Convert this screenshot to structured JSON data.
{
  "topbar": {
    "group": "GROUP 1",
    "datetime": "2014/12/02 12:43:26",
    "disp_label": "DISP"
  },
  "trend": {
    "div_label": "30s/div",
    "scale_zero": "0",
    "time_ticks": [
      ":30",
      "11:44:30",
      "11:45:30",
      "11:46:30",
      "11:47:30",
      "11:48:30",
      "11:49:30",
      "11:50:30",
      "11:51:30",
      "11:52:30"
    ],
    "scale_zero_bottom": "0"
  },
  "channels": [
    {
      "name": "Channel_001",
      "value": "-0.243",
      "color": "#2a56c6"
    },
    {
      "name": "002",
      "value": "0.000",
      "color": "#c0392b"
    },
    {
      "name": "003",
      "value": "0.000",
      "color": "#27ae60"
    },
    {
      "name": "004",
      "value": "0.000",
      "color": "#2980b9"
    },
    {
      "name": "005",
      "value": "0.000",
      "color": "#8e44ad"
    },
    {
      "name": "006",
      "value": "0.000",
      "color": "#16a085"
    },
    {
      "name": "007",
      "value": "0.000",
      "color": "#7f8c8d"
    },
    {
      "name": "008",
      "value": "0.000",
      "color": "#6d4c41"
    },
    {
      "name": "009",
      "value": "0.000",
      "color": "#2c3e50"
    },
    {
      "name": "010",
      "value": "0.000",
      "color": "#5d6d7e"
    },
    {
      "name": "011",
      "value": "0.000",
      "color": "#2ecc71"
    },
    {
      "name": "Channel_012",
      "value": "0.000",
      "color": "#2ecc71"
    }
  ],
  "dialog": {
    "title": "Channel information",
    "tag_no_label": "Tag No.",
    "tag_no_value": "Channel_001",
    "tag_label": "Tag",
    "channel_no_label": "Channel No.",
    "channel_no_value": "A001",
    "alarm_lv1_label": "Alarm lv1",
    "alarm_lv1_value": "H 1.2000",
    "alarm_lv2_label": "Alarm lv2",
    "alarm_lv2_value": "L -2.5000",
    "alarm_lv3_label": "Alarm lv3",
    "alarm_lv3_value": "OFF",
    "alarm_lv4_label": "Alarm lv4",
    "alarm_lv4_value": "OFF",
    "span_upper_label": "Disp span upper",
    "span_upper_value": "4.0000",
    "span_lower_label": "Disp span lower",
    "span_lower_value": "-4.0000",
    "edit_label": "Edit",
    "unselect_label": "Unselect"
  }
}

====

▶ To do: Say how many lines in the records contain the string "name", and say nothing else.

▶ Written response: 12